Rows from a figure dataset:

════════

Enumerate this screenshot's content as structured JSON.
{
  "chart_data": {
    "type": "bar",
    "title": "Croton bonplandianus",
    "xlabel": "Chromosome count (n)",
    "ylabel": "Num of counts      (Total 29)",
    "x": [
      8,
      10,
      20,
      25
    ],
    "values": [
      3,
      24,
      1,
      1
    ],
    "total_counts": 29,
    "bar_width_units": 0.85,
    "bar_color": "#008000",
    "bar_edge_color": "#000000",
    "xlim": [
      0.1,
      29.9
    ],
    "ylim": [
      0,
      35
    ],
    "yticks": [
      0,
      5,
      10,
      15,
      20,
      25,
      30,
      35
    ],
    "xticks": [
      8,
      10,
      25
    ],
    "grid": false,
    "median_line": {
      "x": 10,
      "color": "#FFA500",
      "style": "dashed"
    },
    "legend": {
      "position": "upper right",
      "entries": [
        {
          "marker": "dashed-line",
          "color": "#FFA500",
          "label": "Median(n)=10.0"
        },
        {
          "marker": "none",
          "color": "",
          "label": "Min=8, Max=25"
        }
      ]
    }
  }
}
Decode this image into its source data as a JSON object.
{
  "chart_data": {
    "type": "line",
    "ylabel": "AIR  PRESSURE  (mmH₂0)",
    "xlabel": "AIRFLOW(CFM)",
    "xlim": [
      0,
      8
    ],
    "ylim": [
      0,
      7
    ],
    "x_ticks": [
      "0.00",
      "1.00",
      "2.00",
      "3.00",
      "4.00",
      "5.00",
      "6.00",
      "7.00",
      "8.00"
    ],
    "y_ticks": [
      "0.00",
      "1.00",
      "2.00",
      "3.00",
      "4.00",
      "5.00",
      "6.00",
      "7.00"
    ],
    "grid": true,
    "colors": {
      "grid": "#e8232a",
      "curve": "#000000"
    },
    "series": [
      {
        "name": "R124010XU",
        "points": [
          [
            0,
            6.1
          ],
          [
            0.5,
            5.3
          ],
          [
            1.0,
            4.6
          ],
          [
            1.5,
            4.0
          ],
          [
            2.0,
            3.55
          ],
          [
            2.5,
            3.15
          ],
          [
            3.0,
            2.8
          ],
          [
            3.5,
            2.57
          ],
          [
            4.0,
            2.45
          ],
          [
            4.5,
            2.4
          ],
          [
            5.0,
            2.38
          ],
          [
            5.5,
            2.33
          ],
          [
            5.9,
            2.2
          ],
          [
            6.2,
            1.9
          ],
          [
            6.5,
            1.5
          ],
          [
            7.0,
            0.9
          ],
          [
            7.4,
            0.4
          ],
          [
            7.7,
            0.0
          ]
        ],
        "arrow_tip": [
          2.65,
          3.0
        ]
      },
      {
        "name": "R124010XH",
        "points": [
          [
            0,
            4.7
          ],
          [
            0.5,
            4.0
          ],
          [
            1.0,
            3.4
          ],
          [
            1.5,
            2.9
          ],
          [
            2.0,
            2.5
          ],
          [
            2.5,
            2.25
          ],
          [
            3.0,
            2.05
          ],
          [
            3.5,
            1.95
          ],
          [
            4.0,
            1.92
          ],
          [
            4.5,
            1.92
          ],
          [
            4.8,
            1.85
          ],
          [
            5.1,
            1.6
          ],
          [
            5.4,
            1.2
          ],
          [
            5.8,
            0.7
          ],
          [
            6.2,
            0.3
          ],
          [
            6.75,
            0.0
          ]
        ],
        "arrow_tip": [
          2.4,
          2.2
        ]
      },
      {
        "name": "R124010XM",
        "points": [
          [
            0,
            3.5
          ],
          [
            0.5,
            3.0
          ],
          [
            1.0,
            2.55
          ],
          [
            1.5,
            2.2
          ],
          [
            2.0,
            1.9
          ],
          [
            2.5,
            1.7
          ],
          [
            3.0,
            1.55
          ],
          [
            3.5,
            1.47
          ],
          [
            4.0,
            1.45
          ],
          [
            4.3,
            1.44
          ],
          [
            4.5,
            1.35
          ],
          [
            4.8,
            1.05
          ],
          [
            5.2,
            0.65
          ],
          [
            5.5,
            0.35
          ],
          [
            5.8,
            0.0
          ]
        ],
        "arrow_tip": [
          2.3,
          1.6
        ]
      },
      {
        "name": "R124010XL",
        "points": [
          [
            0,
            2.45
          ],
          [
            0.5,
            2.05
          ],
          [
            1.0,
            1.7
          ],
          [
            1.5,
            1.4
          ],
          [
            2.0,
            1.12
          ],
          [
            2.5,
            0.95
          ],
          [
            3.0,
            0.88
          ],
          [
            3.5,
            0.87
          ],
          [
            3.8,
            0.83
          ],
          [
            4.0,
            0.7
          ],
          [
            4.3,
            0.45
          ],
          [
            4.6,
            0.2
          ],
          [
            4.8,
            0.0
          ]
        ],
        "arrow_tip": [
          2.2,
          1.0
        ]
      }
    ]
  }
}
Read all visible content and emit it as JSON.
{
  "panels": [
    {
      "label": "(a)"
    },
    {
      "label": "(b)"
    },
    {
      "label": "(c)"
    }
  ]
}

════════

Copy the material above verbatim.

Enumerate this screenshot's content as structured JSON.
{
  "chart_data": {
    "type": "bar",
    "title": "Croton bonplandianus",
    "xlabel": "Chromosome count (n)",
    "ylabel": "Num of counts      (Total 29)",
    "x": [
      8,
      10,
      20,
      25
    ],
    "values": [
      3,
      24,
      1,
      1
    ],
    "total_counts": 29,
    "bar_width_units": 0.85,
    "bar_color": "#008000",
    "bar_edge_color": "#000000",
    "xlim": [
      0.1,
      29.9
    ],
    "ylim": [
      0,
      35
    ],
    "yticks": [
      0,
      5,
      10,
      15,
      20,
      25,
      30,
      35
    ],
    "xticks": [
      8,
      10,
      25
    ],
    "grid": false,
    "median_line": {
      "x": 10,
      "color": "#FFA500",
      "style": "dashed"
    },
    "legend": {
      "position": "upper right",
      "entries": [
        {
          "marker": "dashed-line",
          "color": "#FFA500",
          "label": "Median(n)=10.0"
        },
        {
          "marker": "none",
          "color": "",
          "label": "Min=8, Max=25"
        }
      ]
    }
  }
}
Decode this image into its source data as a JSON object.
{
  "chart_data": {
    "type": "line",
    "ylabel": "AIR  PRESSURE  (mmH₂0)",
    "xlabel": "AIRFLOW(CFM)",
    "xlim": [
      0,
      8
    ],
    "ylim": [
      0,
      7
    ],
    "x_ticks": [
      "0.00",
      "1.00",
      "2.00",
      "3.00",
      "4.00",
      "5.00",
      "6.00",
      "7.00",
      "8.00"
    ],
    "y_ticks": [
      "0.00",
      "1.00",
      "2.00",
      "3.00",
      "4.00",
      "5.00",
      "6.00",
      "7.00"
    ],
    "grid": true,
    "colors": {
      "grid": "#e8232a",
      "curve": "#000000"
    },
    "series": [
      {
        "name": "R124010XU",
        "points": [
          [
            0,
            6.1
          ],
          [
            0.5,
            5.3
          ],
          [
            1.0,
            4.6
          ],
          [
            1.5,
            4.0
          ],
          [
            2.0,
            3.55
          ],
          [
            2.5,
            3.15
          ],
          [
            3.0,
            2.8
          ],
          [
            3.5,
            2.57
          ],
          [
            4.0,
            2.45
          ],
          [
            4.5,
            2.4
          ],
          [
            5.0,
            2.38
          ],
          [
            5.5,
            2.33
          ],
          [
            5.9,
            2.2
          ],
          [
            6.2,
            1.9
          ],
          [
            6.5,
            1.5
          ],
          [
            7.0,
            0.9
          ],
          [
            7.4,
            0.4
          ],
          [
            7.7,
            0.0
          ]
        ],
        "arrow_tip": [
          2.65,
          3.0
        ]
      },
      {
        "name": "R124010XH",
        "points": [
          [
            0,
            4.7
          ],
          [
            0.5,
            4.0
          ],
          [
            1.0,
            3.4
          ],
          [
            1.5,
            2.9
          ],
          [
            2.0,
            2.5
          ],
          [
            2.5,
            2.25
          ],
          [
            3.0,
            2.05
          ],
          [
            3.5,
            1.95
          ],
          [
            4.0,
            1.92
          ],
          [
            4.5,
            1.92
          ],
          [
            4.8,
            1.85
          ],
          [
            5.1,
            1.6
          ],
          [
            5.4,
            1.2
          ],
          [
            5.8,
            0.7
          ],
          [
            6.2,
            0.3
          ],
          [
            6.75,
            0.0
          ]
        ],
        "arrow_tip": [
          2.4,
          2.2
        ]
      },
      {
        "name": "R124010XM",
        "points": [
          [
            0,
            3.5
          ],
          [
            0.5,
            3.0
          ],
          [
            1.0,
            2.55
          ],
          [
            1.5,
            2.2
          ],
          [
            2.0,
            1.9
          ],
          [
            2.5,
            1.7
          ],
          [
            3.0,
            1.55
          ],
          [
            3.5,
            1.47
          ],
          [
            4.0,
            1.45
          ],
          [
            4.3,
            1.44
          ],
          [
            4.5,
            1.35
          ],
          [
            4.8,
            1.05
          ],
          [
            5.2,
            0.65
          ],
          [
            5.5,
            0.35
          ],
          [
            5.8,
            0.0
          ]
        ],
        "arrow_tip": [
          2.3,
          1.6
        ]
      },
      {
        "name": "R124010XL",
        "points": [
          [
            0,
            2.45
          ],
          [
            0.5,
            2.05
          ],
          [
            1.0,
            1.7
          ],
          [
            1.5,
            1.4
          ],
          [
            2.0,
            1.12
          ],
          [
            2.5,
            0.95
          ],
          [
            3.0,
            0.88
          ],
          [
            3.5,
            0.87
          ],
          [
            3.8,
            0.83
          ],
          [
            4.0,
            0.7
          ],
          [
            4.3,
            0.45
          ],
          [
            4.6,
            0.2
          ],
          [
            4.8,
            0.0
          ]
        ],
        "arrow_tip": [
          2.2,
          1.0
        ]
      }
    ]
  }
}
Read all visible content and emit it as JSON.
{
  "panels": [
    {
      "label": "(a)"
    },
    {
      "label": "(b)"
    },
    {
      "label": "(c)"
    }
  ]
}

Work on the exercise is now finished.